## Yang Diminta
**1.** Menurut mazhab Hanafi dalam artikel tentang hukum makan, minum, dan tidur di masjid, siapa yang tidak termasuk dalam hukum makruh tidur di masjid?
**2.** Teruskan artikel tentang hukum makan, minum, dan tidur di masjid mulai dari kalimat terakhirnya.

## Sumber

****************************************

Sabtu, 29 Januari 2022

HUKUM MAKAN DAN MINUM SERTA TIDUR DI DALAM MASJID, MENURUT 4 IMAM MADZHAB

 



Sahabat Abdullah bin Harits az-Zubaidi mengatakan,

كُنَّا نَأْكُلُ عَلَى عَهْدِ رَسُولِ اللَّهِ -صلى الله عليه وسلم- فِى الْمَسْجِدِ الْخُبْزَ وَاللَّحْمَ

Di zaman Nabi Kami makan roti dan daging di dalam masjid. (HR. Ibnu Majah 3425, dan dishahihkan al-Albani)

 (kitab Al-Majmu’ Syarah Al-Muhadzdzab, Jus II, halaman 137-174)

ﺇِﺑَﺎﺣَﺔُ ﺍْﻷَﻛْﻞِ ﻭَﺍﻟﺸُّﺮْﺏِ ﻭَﺍﻟﻨَّﻮْﻡِ ﻓِﻴْﻬَﺎ : ﻓَﻌَﻦِ ﺍﺑْﻦِ ﻋُﻤَﺮَ ﻗَﺎﻝَ : ﻛُﻨَّﺎ ﻓِﻲ ﺯَﻣَﻦِ ﺭَﺳُﻮْﻝِ ﺍﻟﻠﻪِ ﺻَﻠَّﻰ ﺍﻟﻠﻪُ ﻋَﻠَﻴْﻪِ ﻭَﺳَﻠَّﻢَ ﻧَﻨَﺎﻡُ ﻓِﻲ ﺍﻟْﻤَﺴْﺠِﺪِ ﻧَﻘِﻴْﻞُ ﻓِﻴْﻪِ ﻭَﻧَﺤْﻦُ ﺷَﺒَﺎﺏٌ

Boleh hukumnya, makan, minum dan tidur di masjid di mana saja. Terdapat sebuah hadits dari Ibnu Umar, beliau berkata : Kami (para sahabat) pada zaman Rasulullah saw suka tidur di masjid, kami tidur qailulah (tidur tengah hari) di dalamnya, dan kami pada waktu itu masih muda-muda. (Kitab Fiqhus Sunnah, Juz I, halaman 213).

An-Nawawi mengatakan,

قال الشافعي والأصحاب: يجوز للمعتكف وغيره أن يأكل في المسجد ويشرب ويضع المائدة، ويغسل يده بحي
ث لا يتأذى بغسالته أحد، وإن غسلها في الطست فهو أفضل، …. قال أصحابنا: ويستحب للآكل أن يضع سفرة ونحوها ليكون أنظف للمسجد وأصون

As-Syafi’i dan para ulama syafi’iyah mengatakan, boleh bagi orang yang I’tikaf atau yang lainnya untuk makan, minum, dan membawa makanan di masjid. Demikian pula cuci tangan di masjid, selama kotorannya tidak mengganggu orang lain. Jika cuci tangan dilakukan di wadah, itu lebih bagus…. Para ulama syafi’iyah  mengatakan, “Dianjurkan bagi orang yang makan untuk memasang alas atau semacamnya agar lebih menjaga kebersihan masjid.” (al-Majmu’, 6/534).

 

TIDUR DI DALAM MASJID MENURUT 4 IMAM MADZHAB

1. Menurut madzhab Hanafi

Tidur di dalam masjid itu hukumnya makruh, kecuali bagi musafir dan orang yang sedang beri’tikaf.

Dan, apabila ada seseorang yang hendak tidur di masjid, namun sebelum itu ia berniat untuk beri’tikaf dan melakukan ketaatan di dalamnya, maka tidak ada larangan baginya untuk tidur di dalam masjid setelah itu.

****************************************

## Cuplikan Data
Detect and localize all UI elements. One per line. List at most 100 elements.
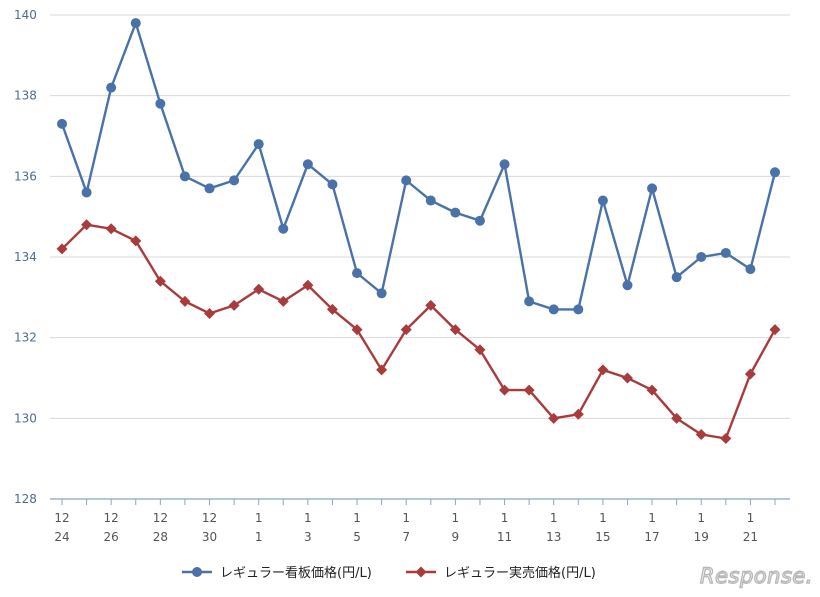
data-point: [179, 171, 190, 182]
data-point: [253, 139, 264, 150]
series-group: [56, 18, 781, 444]
data-point: [769, 324, 781, 336]
x-tick-label-month: 12: [153, 511, 168, 525]
x-tick-label-day: 17: [644, 530, 659, 544]
x-tick-label-day: 11: [497, 530, 512, 544]
data-point: [720, 433, 732, 444]
data-point: [302, 159, 313, 170]
legend-label: レギュラー実売価格(円/L): [444, 565, 596, 581]
y-axis-ticks: 128 130 132 134 136 138 140: [14, 8, 37, 506]
y-tick-label: 128: [14, 492, 37, 506]
legend: レギュラー看板価格(円/L) レギュラー実売価格(円/L): [182, 565, 596, 581]
data-point: [597, 364, 609, 376]
y-tick-label: 132: [14, 331, 37, 345]
data-point: [523, 384, 535, 396]
series-line: [60, 21, 777, 311]
response-logo-text: Response.: [700, 564, 813, 588]
data-point: [548, 412, 560, 424]
data-point: [278, 223, 289, 234]
series-line: [61, 223, 777, 440]
data-point: [253, 283, 265, 295]
x-tick-label-month: 1: [648, 511, 656, 525]
x-tick-label-day: 5: [353, 530, 361, 544]
data-point: [548, 304, 559, 315]
x-tick-label-month: 1: [304, 511, 312, 525]
data-point: [130, 235, 142, 247]
data-point: [695, 428, 707, 440]
x-tick-label-day: 7: [402, 530, 410, 544]
data-point: [105, 223, 117, 235]
data-point: [745, 264, 756, 275]
data-point: [671, 412, 683, 424]
x-tick-label-month: 1: [747, 511, 755, 525]
data-point: [229, 175, 240, 186]
data-point: [302, 279, 314, 291]
data-point: [192, 567, 202, 577]
data-point: [81, 187, 92, 198]
data-point: [474, 344, 486, 356]
data-point: [204, 183, 215, 194]
data-point: [450, 207, 461, 218]
response-logo: Response.: [699, 563, 813, 588]
data-point: [499, 384, 511, 396]
data-point: [425, 195, 436, 206]
data-point: [155, 98, 166, 109]
x-tick-label-month: 1: [550, 511, 558, 525]
x-tick-label-day: 3: [304, 530, 312, 544]
data-point: [351, 324, 363, 336]
x-tick-label-month: 12: [202, 511, 217, 525]
data-point: [228, 299, 240, 311]
data-point: [326, 303, 338, 315]
data-point: [646, 384, 658, 396]
data-point: [154, 275, 166, 287]
data-point: [720, 247, 731, 258]
data-point: [401, 175, 412, 186]
x-tick-label-month: 1: [599, 511, 607, 525]
x-tick-label-month: 1: [452, 511, 460, 525]
y-tick-label: 138: [14, 89, 37, 103]
data-point: [425, 299, 437, 311]
data-point: [130, 18, 141, 29]
legend-item-2: レギュラー実売価格(円/L): [406, 565, 596, 581]
data-point: [415, 566, 427, 578]
data-point: [770, 167, 780, 178]
x-tick-label-month: 1: [697, 511, 705, 525]
data-point: [56, 243, 68, 255]
series-1: [57, 18, 780, 315]
data-point: [647, 183, 658, 194]
x-tick-label-month: 12: [54, 511, 69, 525]
y-tick-label: 134: [14, 250, 37, 264]
x-tick-label-month: 1: [402, 511, 410, 525]
x-tick-label-day: 30: [202, 530, 217, 544]
data-point: [499, 159, 510, 170]
data-point: [474, 215, 485, 226]
x-tick-label-month: 1: [353, 511, 361, 525]
data-point: [57, 118, 67, 129]
x-tick-label-day: 9: [452, 530, 460, 544]
legend-item-1: レギュラー看板価格(円/L): [182, 565, 372, 581]
x-tick-label-month: 12: [104, 511, 119, 525]
data-point: [352, 268, 363, 279]
data-point: [597, 195, 608, 206]
data-point: [671, 272, 682, 283]
y-tick-label: 140: [14, 8, 37, 22]
grid-lines: [50, 14, 790, 419]
x-tick-label-month: 1: [255, 511, 263, 525]
x-tick-label-day: 26: [104, 530, 119, 544]
x-axis-ticks: 1224122612281230111315171911111311511711…: [54, 499, 776, 544]
data-point: [179, 295, 191, 307]
data-point: [573, 304, 584, 315]
data-point: [622, 280, 633, 291]
data-point: [277, 295, 289, 307]
x-tick-label-day: 15: [595, 530, 610, 544]
x-tick-label-day: 28: [153, 530, 168, 544]
data-point: [524, 296, 535, 307]
data-point: [81, 219, 93, 231]
y-tick-label: 130: [14, 411, 37, 425]
data-point: [400, 324, 412, 336]
legend-label: レギュラー看板価格(円/L): [220, 565, 372, 581]
x-tick-label-day: 13: [546, 530, 561, 544]
data-point: [744, 368, 756, 380]
x-tick-label-day: 21: [743, 530, 758, 544]
data-point: [327, 179, 338, 190]
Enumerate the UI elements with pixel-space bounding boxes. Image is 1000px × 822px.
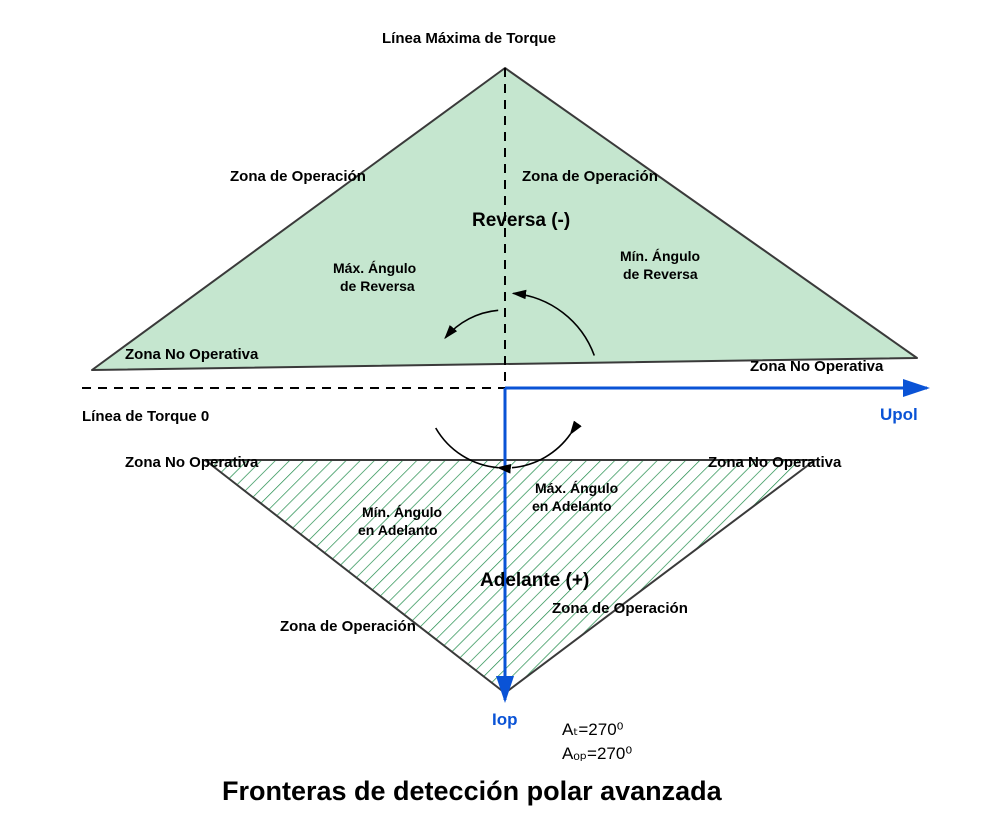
label-linea_torque0: Línea de Torque 0 xyxy=(82,408,209,425)
label-max_ang_rev_l1: Máx. Ángulo xyxy=(333,260,416,276)
label-adelante: Adelante (+) xyxy=(480,570,589,592)
label-max_ang_adel_l1: Máx. Ángulo xyxy=(535,480,618,496)
label-min_ang_adel_l2: en Adelanto xyxy=(358,522,438,538)
label-reversa: Reversa (-) xyxy=(472,210,570,232)
label-aop: Aₒₚ=270⁰ xyxy=(562,744,632,764)
label-iop: Iop xyxy=(492,710,518,730)
label-zona_op_lr: Zona de Operación xyxy=(552,600,688,617)
label-title: Fronteras de detección polar avanzada xyxy=(222,776,722,807)
label-min_ang_rev_l2: de Reversa xyxy=(623,266,698,282)
label-zona_op_ul: Zona de Operación xyxy=(230,168,366,185)
label-max_ang_adel_l2: en Adelanto xyxy=(532,498,612,514)
label-min_ang_rev_l1: Mín. Ángulo xyxy=(620,248,700,264)
label-top_axis: Línea Máxima de Torque xyxy=(382,30,556,47)
label-zona_no_op_r1: Zona No Operativa xyxy=(750,358,883,375)
label-at: Aₜ=270⁰ xyxy=(562,720,623,740)
label-zona_op_ur: Zona de Operación xyxy=(522,168,658,185)
label-zona_op_ll: Zona de Operación xyxy=(280,618,416,635)
label-max_ang_rev_l2: de Reversa xyxy=(340,278,415,294)
label-zona_no_op_l1: Zona No Operativa xyxy=(125,346,258,363)
label-zona_no_op_r2: Zona No Operativa xyxy=(708,454,841,471)
label-min_ang_adel_l1: Mín. Ángulo xyxy=(362,504,442,520)
label-upol: Upol xyxy=(880,405,918,425)
label-zona_no_op_l2: Zona No Operativa xyxy=(125,454,258,471)
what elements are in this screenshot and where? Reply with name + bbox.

****************************************

## Jawaban
**1.** Musafir dan orang yang sedang beri'tikaf.

**2.**
2. Menurut madzhab Asy-Syafi’i

Tidur di dalam masjid itu tidak dimakruhkan, kecuali tidurnya akan mengganggu orang lain yang hendak beribadah. Misalnya jika orang yang tidur itu mengeluarkan suara dengkuran yang cukup keras.

3. Menurut madzhab Hambali

Tidur di dalam masjid itu dibolehkan bagi orang yang beri’tikaf dan juga yang lainnya, asalkan ia tidak tidur di hadapan orang-orang yang akan melaksanakan shalat, sebab melakukan shalat di depan orang yang sedang tidur hukumnya makruh.

Dan para jamaah shalat berhak untuk membangunkan orang yang tidur itu jika ia tertidur di bagian depan masjid.

4.        Menurut madzhab Maliki:

Tidur di dalam masjid itu dibolehkan asal pada siang hari, sedangkan untuk malam hari hanya dibolehkan jika masjid tersebut berada di pedesaan dan tidak diperkotaan, karena dimakruhkan untuk tidur di dalamnya bagi para tuna wisma atau orang yang kemalaman di jalan.

Adapun jika masjid dijadikan sebagai tempat tinggal, maka hal itu tidak dibolehkan, kecuali bagi seseorang yang memang berniat untuk mengabdikan dirinya di dalam masjid untuk beribadah.

Namun khusus untuk kaum pria saja, sedangkan untuk kaum perempuan tetap tidak dibolehkan.

HUKUM MAKAN DAN MINUM DI DALAM  MASJID MENURUT 4 IMAM MADZHAB

1. Menurut madzhab Hanafi

Memakan makanan yang tidak menimbulkan bau tak sedap hukumnya makruh. Sedangkan jika makanan tersebut dapat menimbulkan bau tak sedap seperti bawang putih atau bawang merah, maka hukumnya makruh tahrim (makruh yang lebih dekat dengan haram).

Karena orang yang sudah memakannya saja sudah dilarang untuk masuk ke dalam masjid, sama seperti orang yang memiliki bau mulut yang menyengat hingga aromanya dapat mengganggu para pelaksana shalat lainnya.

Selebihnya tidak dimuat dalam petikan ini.